─── Supplied records ───

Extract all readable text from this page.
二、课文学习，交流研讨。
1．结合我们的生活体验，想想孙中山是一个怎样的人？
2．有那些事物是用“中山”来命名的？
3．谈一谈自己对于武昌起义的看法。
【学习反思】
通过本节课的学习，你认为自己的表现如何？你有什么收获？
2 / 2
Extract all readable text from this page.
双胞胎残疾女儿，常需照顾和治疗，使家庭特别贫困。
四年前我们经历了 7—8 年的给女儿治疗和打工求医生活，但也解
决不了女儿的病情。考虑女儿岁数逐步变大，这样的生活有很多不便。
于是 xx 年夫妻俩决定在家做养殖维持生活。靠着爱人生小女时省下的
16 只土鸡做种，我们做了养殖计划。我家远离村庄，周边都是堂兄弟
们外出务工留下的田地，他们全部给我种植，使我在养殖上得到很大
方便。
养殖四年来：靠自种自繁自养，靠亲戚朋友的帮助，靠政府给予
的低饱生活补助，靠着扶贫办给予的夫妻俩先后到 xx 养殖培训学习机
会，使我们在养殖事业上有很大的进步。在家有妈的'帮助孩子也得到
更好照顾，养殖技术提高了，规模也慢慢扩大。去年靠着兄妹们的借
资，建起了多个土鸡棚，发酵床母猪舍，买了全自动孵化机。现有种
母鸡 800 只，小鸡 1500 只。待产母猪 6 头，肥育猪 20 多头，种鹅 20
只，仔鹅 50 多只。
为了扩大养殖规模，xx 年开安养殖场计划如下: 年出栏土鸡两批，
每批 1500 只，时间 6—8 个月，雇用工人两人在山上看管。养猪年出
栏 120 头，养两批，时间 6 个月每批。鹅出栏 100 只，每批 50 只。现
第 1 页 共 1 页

───

— Exercise description —
Quote the whole listing above, leaving nothing out.

— Answer to the problem —
Extract all readable text from this page.
二、课文学习，交流研讨。
1．结合我们的生活体验，想想孙中山是一个怎样的人？
2．有那些事物是用“中山”来命名的？
3．谈一谈自己对于武昌起义的看法。
【学习反思】
通过本节课的学习，你认为自己的表现如何？你有什么收获？
2 / 2
Extract all readable text from this page.
双胞胎残疾女儿，常需照顾和治疗，使家庭特别贫困。
四年前我们经历了 7—8 年的给女儿治疗和打工求医生活，但也解
决不了女儿的病情。考虑女儿岁数逐步变大，这样的生活有很多不便。
于是 xx 年夫妻俩决定在家做养殖维持生活。靠着爱人生小女时省下的
16 只土鸡做种，我们做了养殖计划。我家远离村庄，周边都是堂兄弟
们外出务工留下的田地，他们全部给我种植，使我在养殖上得到很大
方便。
养殖四年来：靠自种自繁自养，靠亲戚朋友的帮助，靠政府给予
的低饱生活补助，靠着扶贫办给予的夫妻俩先后到 xx 养殖培训学习机
会，使我们在养殖事业上有很大的进步。在家有妈的'帮助孩子也得到
更好照顾，养殖技术提高了，规模也慢慢扩大。去年靠着兄妹们的借
资，建起了多个土鸡棚，发酵床母猪舍，买了全自动孵化机。现有种
母鸡 800 只，小鸡 1500 只。待产母猪 6 头，肥育猪 20 多头，种鹅 20
只，仔鹅 50 多只。
为了扩大养殖规模，xx 年开安养殖场计划如下: 年出栏土鸡两批，
每批 1500 只，时间 6—8 个月，雇用工人两人在山上看管。养猪年出
栏 120 头，养两批，时间 6 个月每批。鹅出栏 100 只，每批 50 只。现
第 1 页 共 1 页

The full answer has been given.